_Extract to read_
++++++++++++++++++++

These photos are in the order that they were taken from 1 November 2010 onwards. They document the waterbird breeding activity at the Wanganella Swamp, about 40 km north of Deniliquin, NSW.

Wanganella Swamps – a short history

The Forest and 8 Mile creeks, south of Wanganella in the Riverina district of New South Wales, form extensive but quite swallow swamps when flooding occurs. They are at their most expansive on the travelling stock route (TSR) south of Wanganella and up through Wanganella and Peppinella stations on the east side of the Cobb Highway.  The swamps and creeks are mainly vegetated with cumbungi and in some areas, nitre goosefoot and lignum.

From at least the 1940s up until the early 1990s there was a sizable artificial flood pushed down the Forest Creek each winter/spring to supply landowners with stock and domestic water; which subsequently pushed water into the Wanganella swamps and inadvertently created a bonanza for waterbirds. In the 1980s the birdlife was prolific in this area. Australasian bittern was often present in good numbers. I recorded fourteen bitterns in a single swamp on one occasion and eight on another. This species could often be seen feeding in the table drain along the Cobb Highway. Other notable species seen regularly at that time included brolga, Australian painted snipe, little bittern, spotless, Australian spotted and Baillon’s crakes, glossy ibis, great crested grebe, musk, blue-billed and freckled ducks and a host of the more common waterbirds. Many of these species bred in the swamps. Straw-necked ibis, forming sizable rookeries, bred most years.

++++++++++++++++++++

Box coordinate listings
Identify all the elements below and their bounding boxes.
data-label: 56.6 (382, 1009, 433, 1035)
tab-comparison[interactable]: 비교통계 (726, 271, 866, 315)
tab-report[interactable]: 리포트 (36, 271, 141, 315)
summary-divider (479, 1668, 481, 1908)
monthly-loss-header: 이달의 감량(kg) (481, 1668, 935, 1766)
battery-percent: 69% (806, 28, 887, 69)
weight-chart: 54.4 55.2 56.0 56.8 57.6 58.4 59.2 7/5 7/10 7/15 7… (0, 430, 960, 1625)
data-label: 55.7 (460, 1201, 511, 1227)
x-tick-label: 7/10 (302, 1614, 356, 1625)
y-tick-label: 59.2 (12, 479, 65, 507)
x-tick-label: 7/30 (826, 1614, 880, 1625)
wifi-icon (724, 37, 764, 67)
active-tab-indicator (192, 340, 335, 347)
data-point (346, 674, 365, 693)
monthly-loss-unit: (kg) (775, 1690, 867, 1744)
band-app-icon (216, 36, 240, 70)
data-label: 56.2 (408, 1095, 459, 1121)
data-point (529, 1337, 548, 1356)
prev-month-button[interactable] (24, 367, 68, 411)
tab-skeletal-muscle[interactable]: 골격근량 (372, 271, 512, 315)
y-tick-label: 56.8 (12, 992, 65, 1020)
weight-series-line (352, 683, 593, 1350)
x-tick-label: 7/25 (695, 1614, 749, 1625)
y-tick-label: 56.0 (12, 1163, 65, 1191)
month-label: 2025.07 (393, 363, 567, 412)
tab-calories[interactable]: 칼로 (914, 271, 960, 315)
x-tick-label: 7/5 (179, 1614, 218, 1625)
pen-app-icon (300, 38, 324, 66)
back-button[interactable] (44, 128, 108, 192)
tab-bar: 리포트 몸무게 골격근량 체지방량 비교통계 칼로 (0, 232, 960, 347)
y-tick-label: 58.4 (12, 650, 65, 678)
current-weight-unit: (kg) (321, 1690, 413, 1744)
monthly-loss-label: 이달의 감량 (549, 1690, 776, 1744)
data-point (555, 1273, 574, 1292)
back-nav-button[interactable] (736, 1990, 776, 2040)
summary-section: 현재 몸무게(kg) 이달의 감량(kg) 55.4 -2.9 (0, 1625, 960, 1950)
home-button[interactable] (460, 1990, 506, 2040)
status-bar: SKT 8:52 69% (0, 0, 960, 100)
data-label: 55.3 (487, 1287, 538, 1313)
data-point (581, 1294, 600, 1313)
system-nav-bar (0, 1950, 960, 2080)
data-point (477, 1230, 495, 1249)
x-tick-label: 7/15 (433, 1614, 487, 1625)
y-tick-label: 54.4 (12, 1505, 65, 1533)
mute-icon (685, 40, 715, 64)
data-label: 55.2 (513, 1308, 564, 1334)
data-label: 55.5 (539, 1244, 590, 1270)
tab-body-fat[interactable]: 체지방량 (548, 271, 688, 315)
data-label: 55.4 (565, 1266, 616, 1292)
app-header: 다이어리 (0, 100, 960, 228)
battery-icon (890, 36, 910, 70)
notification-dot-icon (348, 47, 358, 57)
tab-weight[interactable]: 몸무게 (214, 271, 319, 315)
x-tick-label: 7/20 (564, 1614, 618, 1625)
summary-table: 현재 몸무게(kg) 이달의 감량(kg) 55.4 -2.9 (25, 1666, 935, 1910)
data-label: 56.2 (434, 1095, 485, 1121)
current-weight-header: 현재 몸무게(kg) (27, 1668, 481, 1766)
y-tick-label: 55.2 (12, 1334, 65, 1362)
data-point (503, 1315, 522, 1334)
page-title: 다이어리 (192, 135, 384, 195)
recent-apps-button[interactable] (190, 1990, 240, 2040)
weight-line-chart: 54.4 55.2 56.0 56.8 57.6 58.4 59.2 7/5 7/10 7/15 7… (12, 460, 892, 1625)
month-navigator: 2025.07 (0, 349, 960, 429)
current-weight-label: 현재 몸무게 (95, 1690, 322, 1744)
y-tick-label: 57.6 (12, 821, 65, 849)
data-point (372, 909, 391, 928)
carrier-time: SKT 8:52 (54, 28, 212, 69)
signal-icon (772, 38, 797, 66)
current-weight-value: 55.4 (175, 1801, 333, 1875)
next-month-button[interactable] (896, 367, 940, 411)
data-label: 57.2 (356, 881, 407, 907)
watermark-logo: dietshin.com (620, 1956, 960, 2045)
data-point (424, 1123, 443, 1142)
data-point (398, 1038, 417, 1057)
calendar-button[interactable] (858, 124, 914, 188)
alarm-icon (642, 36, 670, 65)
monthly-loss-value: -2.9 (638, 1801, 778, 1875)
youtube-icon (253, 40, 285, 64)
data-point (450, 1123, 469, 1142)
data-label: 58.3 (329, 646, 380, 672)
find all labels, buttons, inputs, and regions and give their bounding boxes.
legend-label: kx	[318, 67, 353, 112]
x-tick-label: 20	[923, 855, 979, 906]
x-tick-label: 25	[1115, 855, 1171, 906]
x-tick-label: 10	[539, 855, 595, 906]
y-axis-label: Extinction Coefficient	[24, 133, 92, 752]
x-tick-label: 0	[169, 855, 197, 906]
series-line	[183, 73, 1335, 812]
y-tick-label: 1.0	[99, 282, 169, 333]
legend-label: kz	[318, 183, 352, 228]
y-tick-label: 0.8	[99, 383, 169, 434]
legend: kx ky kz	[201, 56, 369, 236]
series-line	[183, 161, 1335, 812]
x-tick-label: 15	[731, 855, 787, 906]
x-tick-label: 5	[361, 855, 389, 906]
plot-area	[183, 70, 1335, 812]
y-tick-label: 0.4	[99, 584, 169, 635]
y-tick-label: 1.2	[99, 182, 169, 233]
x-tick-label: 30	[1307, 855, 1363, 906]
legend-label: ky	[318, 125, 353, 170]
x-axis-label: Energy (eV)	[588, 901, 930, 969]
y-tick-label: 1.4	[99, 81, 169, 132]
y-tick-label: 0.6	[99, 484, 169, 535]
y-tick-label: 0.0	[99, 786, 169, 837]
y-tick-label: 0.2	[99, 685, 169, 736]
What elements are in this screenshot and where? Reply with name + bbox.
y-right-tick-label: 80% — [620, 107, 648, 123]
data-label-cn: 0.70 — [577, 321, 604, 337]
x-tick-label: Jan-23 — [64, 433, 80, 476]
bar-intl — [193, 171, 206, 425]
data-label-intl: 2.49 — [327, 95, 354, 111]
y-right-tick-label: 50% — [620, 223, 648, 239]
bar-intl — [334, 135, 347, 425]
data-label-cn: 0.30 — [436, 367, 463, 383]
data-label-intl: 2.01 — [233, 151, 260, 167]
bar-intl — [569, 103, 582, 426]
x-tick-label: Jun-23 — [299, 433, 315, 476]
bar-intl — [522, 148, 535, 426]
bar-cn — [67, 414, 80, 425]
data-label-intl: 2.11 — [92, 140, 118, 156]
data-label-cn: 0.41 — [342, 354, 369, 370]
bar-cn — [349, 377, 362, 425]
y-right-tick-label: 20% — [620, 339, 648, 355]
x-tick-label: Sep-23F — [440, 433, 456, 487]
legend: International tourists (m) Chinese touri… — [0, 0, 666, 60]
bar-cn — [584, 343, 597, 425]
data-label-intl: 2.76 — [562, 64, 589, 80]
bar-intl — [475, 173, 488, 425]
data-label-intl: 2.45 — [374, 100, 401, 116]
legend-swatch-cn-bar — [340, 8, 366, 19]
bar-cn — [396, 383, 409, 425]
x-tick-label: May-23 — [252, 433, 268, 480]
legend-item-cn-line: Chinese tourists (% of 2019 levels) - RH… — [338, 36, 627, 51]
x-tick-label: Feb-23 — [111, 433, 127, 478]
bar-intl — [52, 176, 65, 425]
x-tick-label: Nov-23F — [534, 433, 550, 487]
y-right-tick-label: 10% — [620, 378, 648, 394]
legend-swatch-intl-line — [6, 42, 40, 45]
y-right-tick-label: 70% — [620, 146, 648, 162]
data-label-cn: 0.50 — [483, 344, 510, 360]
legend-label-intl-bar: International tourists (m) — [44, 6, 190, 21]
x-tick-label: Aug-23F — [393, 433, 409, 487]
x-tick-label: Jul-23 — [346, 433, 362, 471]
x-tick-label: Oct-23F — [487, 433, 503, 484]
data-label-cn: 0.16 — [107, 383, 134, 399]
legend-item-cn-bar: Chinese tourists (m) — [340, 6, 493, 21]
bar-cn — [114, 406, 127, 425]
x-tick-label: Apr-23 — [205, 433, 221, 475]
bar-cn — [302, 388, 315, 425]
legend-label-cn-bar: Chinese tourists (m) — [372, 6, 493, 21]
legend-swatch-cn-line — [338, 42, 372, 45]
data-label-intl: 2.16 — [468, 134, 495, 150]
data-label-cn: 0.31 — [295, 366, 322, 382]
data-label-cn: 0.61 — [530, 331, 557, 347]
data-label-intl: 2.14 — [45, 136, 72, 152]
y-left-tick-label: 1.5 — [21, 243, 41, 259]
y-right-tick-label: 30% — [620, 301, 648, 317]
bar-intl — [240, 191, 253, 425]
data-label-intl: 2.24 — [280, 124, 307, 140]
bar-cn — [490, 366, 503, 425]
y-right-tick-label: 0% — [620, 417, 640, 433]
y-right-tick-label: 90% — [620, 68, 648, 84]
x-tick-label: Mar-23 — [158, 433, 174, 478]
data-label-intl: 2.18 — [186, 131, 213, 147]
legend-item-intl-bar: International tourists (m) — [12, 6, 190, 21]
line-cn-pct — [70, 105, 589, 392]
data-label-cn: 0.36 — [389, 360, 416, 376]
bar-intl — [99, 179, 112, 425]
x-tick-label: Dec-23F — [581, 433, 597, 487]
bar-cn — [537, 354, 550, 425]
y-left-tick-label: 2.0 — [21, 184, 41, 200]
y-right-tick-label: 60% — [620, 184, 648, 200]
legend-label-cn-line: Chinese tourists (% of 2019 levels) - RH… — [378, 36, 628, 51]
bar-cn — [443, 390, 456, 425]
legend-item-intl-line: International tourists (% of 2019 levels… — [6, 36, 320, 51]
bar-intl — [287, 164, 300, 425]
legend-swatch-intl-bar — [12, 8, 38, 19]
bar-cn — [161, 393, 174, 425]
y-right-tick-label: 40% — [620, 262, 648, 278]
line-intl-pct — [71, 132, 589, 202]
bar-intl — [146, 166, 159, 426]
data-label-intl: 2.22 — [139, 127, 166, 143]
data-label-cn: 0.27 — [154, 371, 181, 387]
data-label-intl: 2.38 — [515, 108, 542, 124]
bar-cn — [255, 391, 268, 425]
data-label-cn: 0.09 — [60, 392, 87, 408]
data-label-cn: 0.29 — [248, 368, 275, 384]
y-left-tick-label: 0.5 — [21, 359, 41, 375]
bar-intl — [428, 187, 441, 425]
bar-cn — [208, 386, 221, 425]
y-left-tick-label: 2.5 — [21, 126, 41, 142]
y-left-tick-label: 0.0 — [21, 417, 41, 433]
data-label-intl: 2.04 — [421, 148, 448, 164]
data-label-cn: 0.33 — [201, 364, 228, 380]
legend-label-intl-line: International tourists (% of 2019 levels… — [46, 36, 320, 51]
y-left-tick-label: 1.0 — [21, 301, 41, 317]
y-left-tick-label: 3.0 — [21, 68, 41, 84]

++++++++++++++++++++

_Stated goal 1_
What was the largest number of bitterns the Wanganella Swamps history reports seeing in a single swamp on one occasion?
_Stated goal 2_
Resume the Wanganella Swamps history, starting right after its final sentence.

_Reply 1_
Fourteen Australasian bitterns.

_Reply 2_
As irrigation increased towards the end of the 1980s and into the 1990s, the amount of water going down the Forest Creek decreased and was also cut off earlier in the spring. And so the area became less attractive to waterbirds. During this period agreements were negotiated between the Water Resources Department and landowners to the effect that landowners were given water rights from the Billabong Creek in exchange for less floodwater being pushed down the Forest Creek. From about the mid 1990s to 2006 only a steady trickle of water came down Forest Creek during the summer months, which was largely useless for breeding waterbirds. The system, as to be expected, got choked with cumbungi.

As the drought worsened in 2006 the Department decided to dry the Forest Creek out completely downstream of Warriston Weir, and for the past four years the Wanganella swamps have been bone dry.  Environmental water that might have been sent down the Forest Creek was allocated elsewhere to the seemingly more important 'iconic' wetlands.

However, in August/September 2010 an environmental flow was sent down Forest Creek and in October/November this was followed by a natural flood down the Billabong Creek (where the Forest Creek primarily gets its water). There was extensive flooding in the Wanganella swamps and waterbirds moved in en masse and commenced breeding immediately. (The drying out of the swamp had been beneficial as nutrients were recycled and the food chain exploded when the area re-flooded).  The real challenge now is to retain the water level so breeding can be completed rather than abandoned. (see February 2011 follow-up)

In the last twenty years most of the wetlands east of Deniliquin have been drained. The Forest Creek is one of the few wetland systems in this district that remain in a relatively natural condition.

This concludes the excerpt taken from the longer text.